§ **Brief**:
Output all records precisely as written.

Data entries for graphics:
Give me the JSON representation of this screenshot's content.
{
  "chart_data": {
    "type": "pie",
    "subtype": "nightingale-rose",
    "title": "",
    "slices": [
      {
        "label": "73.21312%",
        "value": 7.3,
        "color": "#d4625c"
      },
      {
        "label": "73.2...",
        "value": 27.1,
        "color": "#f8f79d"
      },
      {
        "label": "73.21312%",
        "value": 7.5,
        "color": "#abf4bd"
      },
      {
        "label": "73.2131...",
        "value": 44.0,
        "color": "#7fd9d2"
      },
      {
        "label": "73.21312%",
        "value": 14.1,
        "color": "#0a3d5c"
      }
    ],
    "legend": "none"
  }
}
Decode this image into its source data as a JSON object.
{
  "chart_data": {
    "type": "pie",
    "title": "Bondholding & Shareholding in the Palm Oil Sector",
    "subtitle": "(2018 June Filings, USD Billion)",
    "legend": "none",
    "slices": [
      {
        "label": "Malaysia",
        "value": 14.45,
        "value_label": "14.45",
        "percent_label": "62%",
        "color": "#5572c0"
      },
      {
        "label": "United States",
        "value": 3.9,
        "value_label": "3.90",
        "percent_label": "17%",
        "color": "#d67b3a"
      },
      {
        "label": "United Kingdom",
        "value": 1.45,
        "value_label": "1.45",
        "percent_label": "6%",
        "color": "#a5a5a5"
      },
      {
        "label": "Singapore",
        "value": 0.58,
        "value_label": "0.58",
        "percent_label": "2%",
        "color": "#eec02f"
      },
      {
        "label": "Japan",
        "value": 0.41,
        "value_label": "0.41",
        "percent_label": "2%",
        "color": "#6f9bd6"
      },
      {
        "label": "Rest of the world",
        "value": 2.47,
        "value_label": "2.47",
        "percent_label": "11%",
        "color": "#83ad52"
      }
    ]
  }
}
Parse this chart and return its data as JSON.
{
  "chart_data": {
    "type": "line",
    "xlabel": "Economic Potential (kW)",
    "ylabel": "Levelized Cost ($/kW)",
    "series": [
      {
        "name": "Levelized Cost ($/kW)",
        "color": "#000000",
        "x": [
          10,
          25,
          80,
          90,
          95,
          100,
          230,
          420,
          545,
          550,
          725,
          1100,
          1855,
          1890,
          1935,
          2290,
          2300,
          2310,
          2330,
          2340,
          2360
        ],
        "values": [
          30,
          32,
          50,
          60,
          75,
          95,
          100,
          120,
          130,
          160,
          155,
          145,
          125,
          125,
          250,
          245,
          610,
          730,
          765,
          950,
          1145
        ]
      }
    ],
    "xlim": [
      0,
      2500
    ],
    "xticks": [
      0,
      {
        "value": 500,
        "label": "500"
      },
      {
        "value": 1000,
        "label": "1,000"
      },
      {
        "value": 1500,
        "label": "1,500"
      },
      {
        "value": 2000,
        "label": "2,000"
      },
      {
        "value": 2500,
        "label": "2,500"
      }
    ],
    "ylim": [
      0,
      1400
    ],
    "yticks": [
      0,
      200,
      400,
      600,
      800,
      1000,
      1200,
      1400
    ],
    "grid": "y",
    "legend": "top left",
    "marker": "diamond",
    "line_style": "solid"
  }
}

§ **Full solution**:
Give me the JSON representation of this screenshot's content.
{
  "chart_data": {
    "type": "pie",
    "subtype": "nightingale-rose",
    "title": "",
    "slices": [
      {
        "label": "73.21312%",
        "value": 7.3,
        "color": "#d4625c"
      },
      {
        "label": "73.2...",
        "value": 27.1,
        "color": "#f8f79d"
      },
      {
        "label": "73.21312%",
        "value": 7.5,
        "color": "#abf4bd"
      },
      {
        "label": "73.2131...",
        "value": 44.0,
        "color": "#7fd9d2"
      },
      {
        "label": "73.21312%",
        "value": 14.1,
        "color": "#0a3d5c"
      }
    ],
    "legend": "none"
  }
}
Decode this image into its source data as a JSON object.
{
  "chart_data": {
    "type": "pie",
    "title": "Bondholding & Shareholding in the Palm Oil Sector",
    "subtitle": "(2018 June Filings, USD Billion)",
    "legend": "none",
    "slices": [
      {
        "label": "Malaysia",
        "value": 14.45,
        "value_label": "14.45",
        "percent_label": "62%",
        "color": "#5572c0"
      },
      {
        "label": "United States",
        "value": 3.9,
        "value_label": "3.90",
        "percent_label": "17%",
        "color": "#d67b3a"
      },
      {
        "label": "United Kingdom",
        "value": 1.45,
        "value_label": "1.45",
        "percent_label": "6%",
        "color": "#a5a5a5"
      },
      {
        "label": "Singapore",
        "value": 0.58,
        "value_label": "0.58",
        "percent_label": "2%",
        "color": "#eec02f"
      },
      {
        "label": "Japan",
        "value": 0.41,
        "value_label": "0.41",
        "percent_label": "2%",
        "color": "#6f9bd6"
      },
      {
        "label": "Rest of the world",
        "value": 2.47,
        "value_label": "2.47",
        "percent_label": "11%",
        "color": "#83ad52"
      }
    ]
  }
}
Parse this chart and return its data as JSON.
{
  "chart_data": {
    "type": "line",
    "xlabel": "Economic Potential (kW)",
    "ylabel": "Levelized Cost ($/kW)",
    "series": [
      {
        "name": "Levelized Cost ($/kW)",
        "color": "#000000",
        "x": [
          10,
          25,
          80,
          90,
          95,
          100,
          230,
          420,
          545,
          550,
          725,
          1100,
          1855,
          1890,
          1935,
          2290,
          2300,
          2310,
          2330,
          2340,
          2360
        ],
        "values": [
          30,
          32,
          50,
          60,
          75,
          95,
          100,
          120,
          130,
          160,
          155,
          145,
          125,
          125,
          250,
          245,
          610,
          730,
          765,
          950,
          1145
        ]
      }
    ],
    "xlim": [
      0,
      2500
    ],
    "xticks": [
      0,
      {
        "value": 500,
        "label": "500"
      },
      {
        "value": 1000,
        "label": "1,000"
      },
      {
        "value": 1500,
        "label": "1,500"
      },
      {
        "value": 2000,
        "label": "2,000"
      },
      {
        "value": 2500,
        "label": "2,500"
      }
    ],
    "ylim": [
      0,
      1400
    ],
    "yticks": [
      0,
      200,
      400,
      600,
      800,
      1000,
      1200,
      1400
    ],
    "grid": "y",
    "legend": "top left",
    "marker": "diamond",
    "line_style": "solid"
  }
}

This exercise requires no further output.